(Stored data)
>> start

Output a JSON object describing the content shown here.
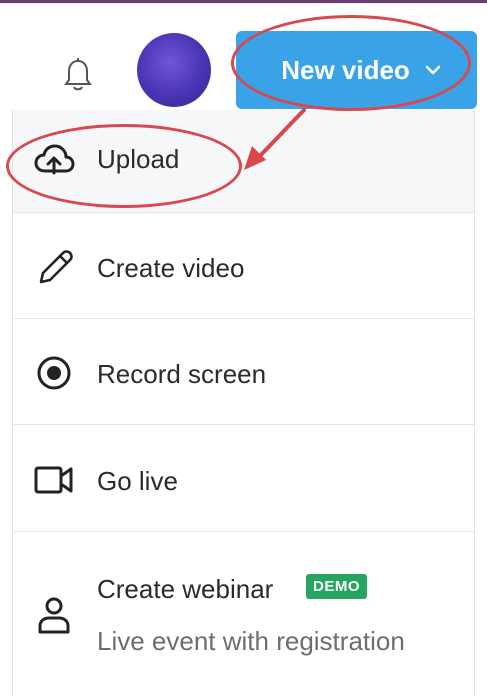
{
  "header": {
    "new_video_label": "New video"
  },
  "menu": {
    "upload_label": "Upload",
    "create_video_label": "Create video",
    "record_screen_label": "Record screen",
    "go_live_label": "Go live",
    "create_webinar_label": "Create webinar",
    "create_webinar_badge": "DEMO",
    "create_webinar_subtitle": "Live event with registration"
  },
  "icons": {
    "notification": "bell-icon",
    "new_video_dropdown": "chevron-down-icon",
    "upload": "cloud-upload-icon",
    "create_video": "pencil-icon",
    "record_screen": "record-icon",
    "go_live": "video-camera-icon",
    "create_webinar": "user-icon"
  },
  "colors": {
    "accent_button": "#3aa2e6",
    "annotation_red": "#d9484e",
    "demo_badge": "#25a55f",
    "top_border": "#6b3a6e"
  }
}
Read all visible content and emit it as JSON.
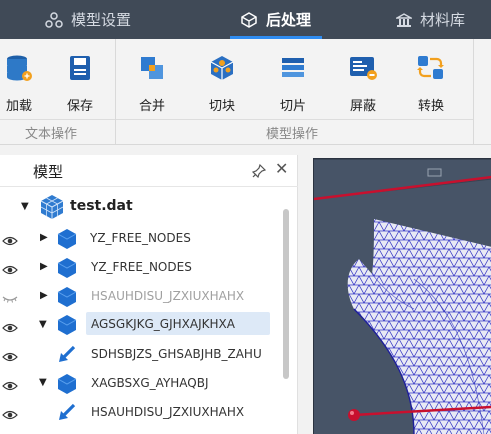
{
  "tabs": [
    {
      "label": "模型设置",
      "icon": "model-settings-icon",
      "active": false
    },
    {
      "label": "后处理",
      "icon": "post-processing-icon",
      "active": true
    },
    {
      "label": "材料库",
      "icon": "material-library-icon",
      "active": false
    }
  ],
  "ribbon": {
    "groups": [
      {
        "label": "文本操作"
      },
      {
        "label": "模型操作"
      }
    ],
    "buttons": [
      {
        "label": "加载",
        "icon": "database-load-icon"
      },
      {
        "label": "保存",
        "icon": "save-icon"
      },
      {
        "label": "合并",
        "icon": "merge-icon"
      },
      {
        "label": "切块",
        "icon": "cut-block-icon"
      },
      {
        "label": "切片",
        "icon": "slice-icon"
      },
      {
        "label": "屏蔽",
        "icon": "mask-icon"
      },
      {
        "label": "转换",
        "icon": "convert-icon"
      }
    ]
  },
  "panel": {
    "title": "模型",
    "pin_icon": "pin-icon",
    "close_icon": "close-icon"
  },
  "tree": {
    "root": {
      "label": "test.dat",
      "icon": "mesh-cube-icon",
      "expanded": true
    },
    "items": [
      {
        "label": "YZ_FREE_NODES",
        "visible": true,
        "expander": "collapsed",
        "icon": "blue-cube-icon",
        "dimmed": false,
        "selected": false
      },
      {
        "label": "YZ_FREE_NODES",
        "visible": true,
        "expander": "collapsed",
        "icon": "blue-cube-icon",
        "dimmed": false,
        "selected": false
      },
      {
        "label": "HSAUHDISU_JZXIUXHAHX",
        "visible": false,
        "expander": "collapsed",
        "icon": "blue-cube-icon",
        "dimmed": true,
        "selected": false
      },
      {
        "label": "AGSGKJKG_GJHXAJKHXA",
        "visible": true,
        "expander": "expanded",
        "icon": "blue-cube-icon",
        "dimmed": false,
        "selected": true
      },
      {
        "label": "SDHSBJZS_GHSABJHB_ZAHU",
        "visible": true,
        "expander": "none",
        "icon": "blue-arrow-icon",
        "dimmed": false,
        "selected": false
      },
      {
        "label": "XAGBSXG_AYHAQBJ",
        "visible": true,
        "expander": "expanded",
        "icon": "blue-cube-icon",
        "dimmed": false,
        "selected": false
      },
      {
        "label": "HSAUHDISU_JZXIUXHAHX",
        "visible": true,
        "expander": "none",
        "icon": "blue-arrow-icon",
        "dimmed": false,
        "selected": false
      }
    ]
  },
  "colors": {
    "topbar": "#404a57",
    "accent": "#2f8cf0",
    "selection": "#dde9f7",
    "viewport_bg": "#475467",
    "mesh": "#2e2fc4",
    "axis_red": "#c8102e"
  }
}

>> end

* [JOB]:
Transcribe the entries above verbatim, omitting their pictures.

* [FINISHED TASK]:
Output a JSON object describing the content shown here.
{
  "header": {
    "new_video_label": "New video"
  },
  "menu": {
    "upload_label": "Upload",
    "create_video_label": "Create video",
    "record_screen_label": "Record screen",
    "go_live_label": "Go live",
    "create_webinar_label": "Create webinar",
    "create_webinar_badge": "DEMO",
    "create_webinar_subtitle": "Live event with registration"
  },
  "icons": {
    "notification": "bell-icon",
    "new_video_dropdown": "chevron-down-icon",
    "upload": "cloud-upload-icon",
    "create_video": "pencil-icon",
    "record_screen": "record-icon",
    "go_live": "video-camera-icon",
    "create_webinar": "user-icon"
  },
  "colors": {
    "accent_button": "#3aa2e6",
    "annotation_red": "#d9484e",
    "demo_badge": "#25a55f",
    "top_border": "#6b3a6e"
  }
}
Read all visible content and emit it as JSON.
{
  "tabs": [
    {
      "label": "模型设置",
      "icon": "model-settings-icon",
      "active": false
    },
    {
      "label": "后处理",
      "icon": "post-processing-icon",
      "active": true
    },
    {
      "label": "材料库",
      "icon": "material-library-icon",
      "active": false
    }
  ],
  "ribbon": {
    "groups": [
      {
        "label": "文本操作"
      },
      {
        "label": "模型操作"
      }
    ],
    "buttons": [
      {
        "label": "加载",
        "icon": "database-load-icon"
      },
      {
        "label": "保存",
        "icon": "save-icon"
      },
      {
        "label": "合并",
        "icon": "merge-icon"
      },
      {
        "label": "切块",
        "icon": "cut-block-icon"
      },
      {
        "label": "切片",
        "icon": "slice-icon"
      },
      {
        "label": "屏蔽",
        "icon": "mask-icon"
      },
      {
        "label": "转换",
        "icon": "convert-icon"
      }
    ]
  },
  "panel": {
    "title": "模型",
    "pin_icon": "pin-icon",
    "close_icon": "close-icon"
  },
  "tree": {
    "root": {
      "label": "test.dat",
      "icon": "mesh-cube-icon",
      "expanded": true
    },
    "items": [
      {
        "label": "YZ_FREE_NODES",
        "visible": true,
        "expander": "collapsed",
        "icon": "blue-cube-icon",
        "dimmed": false,
        "selected": false
      },
      {
        "label": "YZ_FREE_NODES",
        "visible": true,
        "expander": "collapsed",
        "icon": "blue-cube-icon",
        "dimmed": false,
        "selected": false
      },
      {
        "label": "HSAUHDISU_JZXIUXHAHX",
        "visible": false,
        "expander": "collapsed",
        "icon": "blue-cube-icon",
        "dimmed": true,
        "selected": false
      },
      {
        "label": "AGSGKJKG_GJHXAJKHXA",
        "visible": true,
        "expander": "expanded",
        "icon": "blue-cube-icon",
        "dimmed": false,
        "selected": true
      },
      {
        "label": "SDHSBJZS_GHSABJHB_ZAHU",
        "visible": true,
        "expander": "none",
        "icon": "blue-arrow-icon",
        "dimmed": false,
        "selected": false
      },
      {
        "label": "XAGBSXG_AYHAQBJ",
        "visible": true,
        "expander": "expanded",
        "icon": "blue-cube-icon",
        "dimmed": false,
        "selected": false
      },
      {
        "label": "HSAUHDISU_JZXIUXHAHX",
        "visible": true,
        "expander": "none",
        "icon": "blue-arrow-icon",
        "dimmed": false,
        "selected": false
      }
    ]
  },
  "colors": {
    "topbar": "#404a57",
    "accent": "#2f8cf0",
    "selection": "#dde9f7",
    "viewport_bg": "#475467",
    "mesh": "#2e2fc4",
    "axis_red": "#c8102e"
  }
}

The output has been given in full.